Copy every line with the string "Software" in it.

========

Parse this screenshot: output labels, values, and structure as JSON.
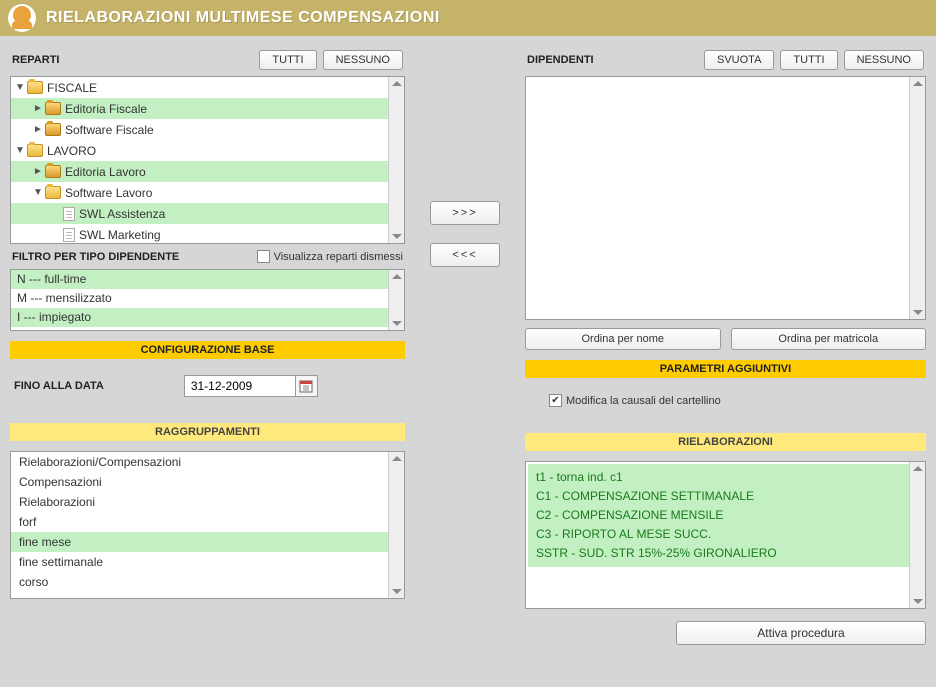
{
  "header": {
    "title": "RIELABORAZIONI MULTIMESE COMPENSAZIONI"
  },
  "reparti": {
    "label": "REPARTI",
    "btn_tutti": "TUTTI",
    "btn_nessuno": "NESSUNO",
    "tree": [
      {
        "label": "FISCALE",
        "arrow": "▼",
        "icon": "folder-open",
        "indent": 0,
        "sel": false
      },
      {
        "label": "Editoria Fiscale",
        "arrow": "►",
        "icon": "folder-closed",
        "indent": 1,
        "sel": true
      },
      {
        "label": "Software Fiscale",
        "arrow": "►",
        "icon": "folder-closed",
        "indent": 1,
        "sel": false
      },
      {
        "label": "LAVORO",
        "arrow": "▼",
        "icon": "folder-open",
        "indent": 0,
        "sel": false
      },
      {
        "label": "Editoria Lavoro",
        "arrow": "►",
        "icon": "folder-closed",
        "indent": 1,
        "sel": true
      },
      {
        "label": "Software Lavoro",
        "arrow": "▼",
        "icon": "folder-open",
        "indent": 1,
        "sel": false
      },
      {
        "label": "SWL Assistenza",
        "arrow": "",
        "icon": "doc",
        "indent": 2,
        "sel": true
      },
      {
        "label": "SWL Marketing",
        "arrow": "",
        "icon": "doc",
        "indent": 2,
        "sel": false
      }
    ]
  },
  "visualizza_dismessi": {
    "label": "Visualizza reparti dismessi",
    "checked": false
  },
  "filtro": {
    "label": "FILTRO PER TIPO DIPENDENTE",
    "rows": [
      {
        "label": "I --- impiegato",
        "sel": true
      },
      {
        "label": "M --- mensilizzato",
        "sel": false
      },
      {
        "label": "N --- full-time",
        "sel": true
      }
    ]
  },
  "bands": {
    "config_base": "CONFIGURAZIONE BASE",
    "raggruppamenti": "RAGGRUPPAMENTI",
    "parametri": "PARAMETRI AGGIUNTIVI",
    "rielaborazioni": "RIELABORAZIONI"
  },
  "fino_data": {
    "label": "FINO ALLA DATA",
    "value": "31-12-2009"
  },
  "raggruppamenti_list": [
    {
      "label": "Rielaborazioni/Compensazioni",
      "sel": false
    },
    {
      "label": "Compensazioni",
      "sel": false
    },
    {
      "label": "Rielaborazioni",
      "sel": false
    },
    {
      "label": "forf",
      "sel": false
    },
    {
      "label": "fine mese",
      "sel": true
    },
    {
      "label": "fine settimanale",
      "sel": false
    },
    {
      "label": "corso",
      "sel": false
    }
  ],
  "transfer": {
    "to_right": ">>>",
    "to_left": "<<<"
  },
  "dipendenti": {
    "label": "DIPENDENTI",
    "btn_svuota": "SVUOTA",
    "btn_tutti": "TUTTI",
    "btn_nessuno": "NESSUNO",
    "ordina_nome": "Ordina per nome",
    "ordina_matricola": "Ordina per matricola"
  },
  "modifica_causali": {
    "label": "Modifica la causali del cartellino",
    "checked": true
  },
  "rielaborazioni_list": [
    "t1 - torna ind. c1",
    "C1 - COMPENSAZIONE SETTIMANALE",
    "C2 - COMPENSAZIONE MENSILE",
    "C3 - RIPORTO AL MESE SUCC.",
    "SSTR - SUD. STR 15%-25% GIRONALIERO"
  ],
  "attiva": "Attiva procedura"
}
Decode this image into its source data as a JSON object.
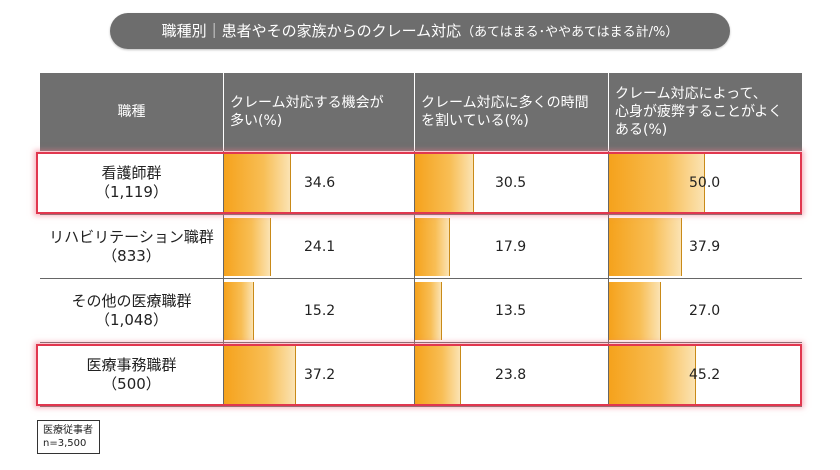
{
  "title": {
    "main": "職種別｜患者やその家族からのクレーム対応",
    "sub": "（あてはまる･ややあてはまる計/%）"
  },
  "table": {
    "row_header_label": "職種",
    "columns": [
      {
        "line1": "クレーム対応する機会が",
        "line2": "多い(%)",
        "line3": ""
      },
      {
        "line1": "クレーム対応に多くの時間",
        "line2": "を割いている(%)",
        "line3": ""
      },
      {
        "line1": "クレーム対応によって、",
        "line2": "心身が疲弊することがよく",
        "line3": "ある(%)"
      }
    ],
    "rows": [
      {
        "name": "看護師群",
        "n": "（1,119）",
        "values": [
          "34.6",
          "30.5",
          "50.0"
        ],
        "highlighted": true
      },
      {
        "name": "リハビリテーション職群",
        "n": "（833）",
        "values": [
          "24.1",
          "17.9",
          "37.9"
        ],
        "highlighted": false
      },
      {
        "name": "その他の医療職群",
        "n": "（1,048）",
        "values": [
          "15.2",
          "13.5",
          "27.0"
        ],
        "highlighted": false
      },
      {
        "name": "医療事務職群",
        "n": "（500）",
        "values": [
          "37.2",
          "23.8",
          "45.2"
        ],
        "highlighted": true
      }
    ]
  },
  "note": {
    "line1": "医療従事者",
    "line2": "n=3,500"
  },
  "colors": {
    "header_bg": "#6f6f6f",
    "bar": "#f5a21c",
    "highlight_border": "#e1374f"
  },
  "chart_data": {
    "type": "bar",
    "title": "職種別｜患者やその家族からのクレーム対応（あてはまる･ややあてはまる計/%）",
    "categories": [
      "看護師群（1,119）",
      "リハビリテーション職群（833）",
      "その他の医療職群（1,048）",
      "医療事務職群（500）"
    ],
    "series": [
      {
        "name": "クレーム対応する機会が多い(%)",
        "values": [
          34.6,
          24.1,
          15.2,
          37.2
        ]
      },
      {
        "name": "クレーム対応に多くの時間を割いている(%)",
        "values": [
          30.5,
          17.9,
          13.5,
          23.8
        ]
      },
      {
        "name": "クレーム対応によって、心身が疲弊することがよくある(%)",
        "values": [
          50.0,
          37.9,
          27.0,
          45.2
        ]
      }
    ],
    "ylim": [
      0,
      100
    ],
    "orientation": "horizontal",
    "grid": false,
    "highlighted_categories": [
      "看護師群（1,119）",
      "医療事務職群（500）"
    ]
  }
}
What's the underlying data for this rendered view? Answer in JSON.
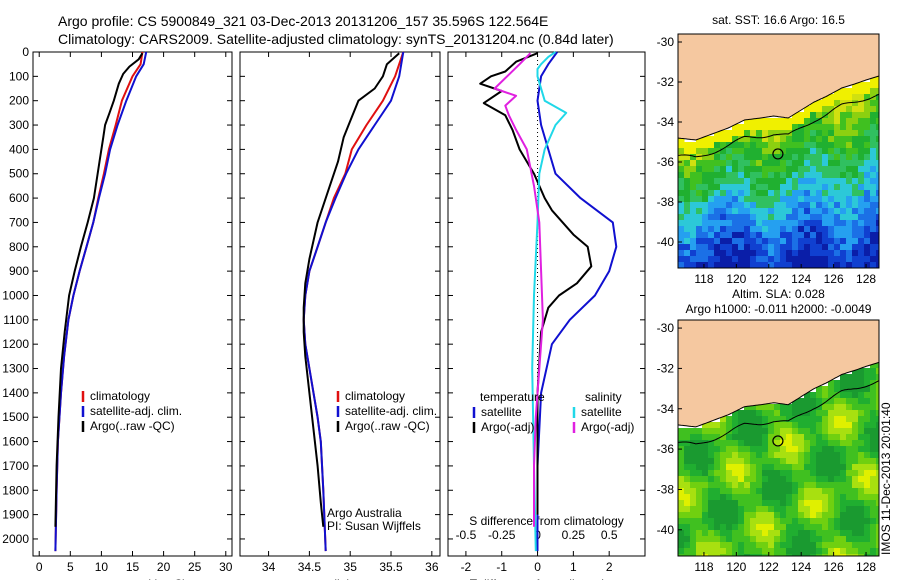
{
  "header": {
    "line1": "Argo profile: CS 5900849_321 03-Dec-2013 20131206_157 35.596S 122.564E",
    "line2": "Climatology: CARS2009. Satellite-adjusted climatology: synTS_20131204.nc (0.84d later)"
  },
  "sidebar_text": "IMOS 11-Dec-2013 20:01:40",
  "colors": {
    "climatology": "#e01010",
    "satellite": "#1010d0",
    "argo": "#000000",
    "sal_satellite": "#20d8e8",
    "sal_argo": "#e020e0",
    "land": "#f5c8a0"
  },
  "chart_data": [
    {
      "id": "temperature",
      "type": "line",
      "xlabel": "temperature (deg C)",
      "xlim": [
        -1,
        31
      ],
      "xticks": [
        0,
        5,
        10,
        15,
        20,
        25,
        30
      ],
      "xtick_labels": [
        "0",
        "5",
        "10",
        "15",
        "20",
        "25",
        "30"
      ],
      "ylim": [
        2070,
        0
      ],
      "yticks": [
        0,
        100,
        200,
        300,
        400,
        500,
        600,
        700,
        800,
        900,
        1000,
        1100,
        1200,
        1300,
        1400,
        1500,
        1600,
        1700,
        1800,
        1900,
        2000
      ],
      "ytick_labels": [
        "0",
        "100",
        "200",
        "300",
        "400",
        "500",
        "600",
        "700",
        "800",
        "900",
        "1000",
        "1100",
        "1200",
        "1300",
        "1400",
        "1500",
        "1600",
        "1700",
        "1800",
        "1900",
        "2000"
      ],
      "series": [
        {
          "name": "climatology",
          "color": "#e01010",
          "x": [
            16.6,
            16.3,
            15.0,
            13.3,
            12.3,
            11.2,
            10.4,
            9.5,
            8.7,
            7.6,
            6.5,
            5.5,
            4.7,
            4.0,
            3.5,
            3.0,
            2.8,
            2.6
          ],
          "y": [
            0,
            50,
            100,
            200,
            300,
            400,
            500,
            600,
            700,
            800,
            900,
            1000,
            1100,
            1250,
            1400,
            1600,
            1800,
            2050
          ]
        },
        {
          "name": "satellite-adj. clim.",
          "color": "#1010d0",
          "x": [
            17.2,
            16.8,
            15.6,
            14.0,
            12.6,
            11.4,
            10.6,
            9.6,
            8.7,
            7.6,
            6.5,
            5.5,
            4.7,
            4.0,
            3.5,
            3.0,
            2.8,
            2.6
          ],
          "y": [
            0,
            50,
            100,
            200,
            300,
            400,
            500,
            600,
            700,
            800,
            900,
            1000,
            1100,
            1250,
            1400,
            1600,
            1800,
            2050
          ]
        },
        {
          "name": "Argo(..raw -QC)",
          "color": "#000000",
          "x": [
            16.6,
            16.0,
            14.5,
            13.5,
            12.8,
            12.0,
            11.3,
            10.6,
            10.3,
            9.7,
            8.8,
            7.8,
            6.7,
            5.7,
            4.8,
            4.1,
            3.5,
            3.1,
            2.8,
            2.6
          ],
          "y": [
            5,
            30,
            60,
            90,
            130,
            200,
            250,
            300,
            350,
            450,
            600,
            700,
            800,
            900,
            1000,
            1150,
            1300,
            1500,
            1700,
            1950
          ]
        }
      ],
      "legend": [
        "climatology",
        "satellite-adj. clim.",
        "Argo(..raw -QC)"
      ],
      "legend_position": "lower-middle"
    },
    {
      "id": "salinity",
      "type": "line",
      "xlabel": "salinity",
      "xlim": [
        33.65,
        36.1
      ],
      "xticks": [
        34,
        34.5,
        35,
        35.5,
        36
      ],
      "xtick_labels": [
        "34",
        "34.5",
        "35",
        "35.5",
        "36"
      ],
      "ylim": [
        2070,
        0
      ],
      "series": [
        {
          "name": "climatology",
          "color": "#e01010",
          "x": [
            35.65,
            35.55,
            35.4,
            35.2,
            35.02,
            34.94,
            34.8,
            34.7,
            34.6,
            34.5,
            34.45,
            34.43,
            34.45,
            34.5,
            34.55,
            34.6,
            34.64,
            34.67,
            34.7
          ],
          "y": [
            0,
            100,
            200,
            300,
            400,
            500,
            600,
            700,
            800,
            900,
            1000,
            1100,
            1200,
            1300,
            1400,
            1500,
            1600,
            1800,
            2050
          ]
        },
        {
          "name": "satellite-adj. clim.",
          "color": "#1010d0",
          "x": [
            35.65,
            35.6,
            35.5,
            35.3,
            35.1,
            34.95,
            34.82,
            34.7,
            34.6,
            34.5,
            34.45,
            34.43,
            34.45,
            34.5,
            34.55,
            34.6,
            34.64,
            34.67,
            34.7
          ],
          "y": [
            0,
            100,
            200,
            300,
            400,
            500,
            600,
            700,
            800,
            900,
            1000,
            1100,
            1200,
            1300,
            1400,
            1500,
            1600,
            1800,
            2050
          ]
        },
        {
          "name": "Argo(..raw -QC)",
          "color": "#000000",
          "x": [
            35.6,
            35.45,
            35.4,
            35.3,
            35.1,
            34.98,
            34.92,
            34.85,
            34.75,
            34.6,
            34.5,
            34.45,
            34.43,
            34.43,
            34.45,
            34.5,
            34.55,
            34.6,
            34.64,
            34.67
          ],
          "y": [
            5,
            50,
            100,
            150,
            200,
            300,
            350,
            450,
            550,
            700,
            850,
            950,
            1050,
            1150,
            1250,
            1400,
            1550,
            1700,
            1850,
            1950
          ]
        }
      ],
      "legend": [
        "climatology",
        "satellite-adj. clim.",
        "Argo(..raw -QC)"
      ],
      "annotations": [
        "Argo Australia",
        "PI: Susan Wijffels"
      ]
    },
    {
      "id": "difference",
      "type": "line",
      "xlabel": "T difference from climatology",
      "xlabel_top": "S difference from climatology",
      "xlim": [
        -2.5,
        3.0
      ],
      "xticks": [
        -2,
        -1,
        0,
        1,
        2
      ],
      "xtick_labels": [
        "-2",
        "-1",
        "0",
        "1",
        "2"
      ],
      "xticks_top_positions": [
        -2,
        -1,
        0,
        1,
        2
      ],
      "xticks_top_labels": [
        "-0.5",
        "-0.25",
        "0",
        "0.25",
        "0.5"
      ],
      "ylim": [
        2070,
        0
      ],
      "series": [
        {
          "name": "temperature satellite",
          "color": "#1010d0",
          "x": [
            0.55,
            0.3,
            0.1,
            0.0,
            0.1,
            0.3,
            0.5,
            1.2,
            2.1,
            2.2,
            2.0,
            1.6,
            0.9,
            0.4,
            0.1,
            0.0,
            0.0
          ],
          "y": [
            0,
            50,
            100,
            200,
            300,
            400,
            500,
            600,
            700,
            800,
            900,
            1000,
            1100,
            1200,
            1400,
            1700,
            2050
          ]
        },
        {
          "name": "temperature Argo(-adj)",
          "color": "#000000",
          "x": [
            0.0,
            -0.6,
            -0.9,
            -1.3,
            -1.6,
            -1.0,
            -1.5,
            -0.9,
            -0.7,
            -0.5,
            -0.1,
            0.2,
            0.4,
            1.0,
            1.4,
            1.5,
            1.1,
            0.6,
            0.3,
            0.1,
            0.0,
            0.0
          ],
          "y": [
            5,
            40,
            80,
            100,
            130,
            160,
            210,
            260,
            320,
            400,
            500,
            600,
            650,
            750,
            800,
            880,
            950,
            1000,
            1050,
            1150,
            1400,
            1900
          ]
        },
        {
          "name": "salinity satellite",
          "color": "#20d8e8",
          "x": [
            0.5,
            0.3,
            0.1,
            0.0,
            0.0,
            0.2,
            0.8,
            0.5,
            0.2,
            0.05,
            0.0,
            -0.1,
            -0.15,
            -0.1,
            -0.05
          ],
          "y": [
            0,
            20,
            50,
            70,
            100,
            200,
            250,
            300,
            400,
            500,
            700,
            1000,
            1300,
            1700,
            2050
          ]
        },
        {
          "name": "salinity Argo(-adj)",
          "color": "#e020e0",
          "x": [
            -0.2,
            -0.5,
            -1.2,
            -0.6,
            -0.9,
            -0.8,
            -0.6,
            -0.3,
            -0.1,
            0.05,
            0.1,
            0.15,
            0.05,
            -0.05,
            -0.1,
            -0.1
          ],
          "y": [
            5,
            50,
            150,
            180,
            220,
            260,
            320,
            400,
            550,
            700,
            900,
            1100,
            1300,
            1500,
            1700,
            1950
          ]
        }
      ],
      "legend_temperature": {
        "title": "temperature",
        "items": [
          "satellite",
          "Argo(-adj)"
        ]
      },
      "legend_salinity": {
        "title": "salinity",
        "items": [
          "satellite",
          "Argo(-adj)"
        ]
      }
    },
    {
      "id": "sst_map",
      "type": "heatmap",
      "title": "sat. SST: 16.6 Argo: 16.5",
      "xlim": [
        116.4,
        128.8
      ],
      "ylim": [
        -41.3,
        -29.6
      ],
      "xticks": [
        118,
        120,
        122,
        124,
        126,
        128
      ],
      "xtick_labels": [
        "118",
        "120",
        "122",
        "124",
        "126",
        "128"
      ],
      "yticks": [
        -30,
        -32,
        -34,
        -36,
        -38,
        -40
      ],
      "ytick_labels": [
        "-30",
        "-32",
        "-34",
        "-36",
        "-38",
        "-40"
      ],
      "argo_position": {
        "lon": 122.564,
        "lat": -35.596
      }
    },
    {
      "id": "sla_map",
      "type": "heatmap",
      "title": "Altim. SLA: 0.028",
      "subtitle": "Argo h1000: -0.011 h2000: -0.0049",
      "xlim": [
        116.4,
        128.8
      ],
      "ylim": [
        -41.3,
        -29.6
      ],
      "xticks": [
        118,
        120,
        122,
        124,
        126,
        128
      ],
      "xtick_labels": [
        "118",
        "120",
        "122",
        "124",
        "126",
        "128"
      ],
      "yticks": [
        -30,
        -32,
        -34,
        -36,
        -38,
        -40
      ],
      "ytick_labels": [
        "-30",
        "-32",
        "-34",
        "-36",
        "-38",
        "-40"
      ],
      "argo_position": {
        "lon": 122.564,
        "lat": -35.596
      }
    }
  ]
}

========

## Finished task
        "label": "Software Fiscale",
        "label": "Software Lavoro",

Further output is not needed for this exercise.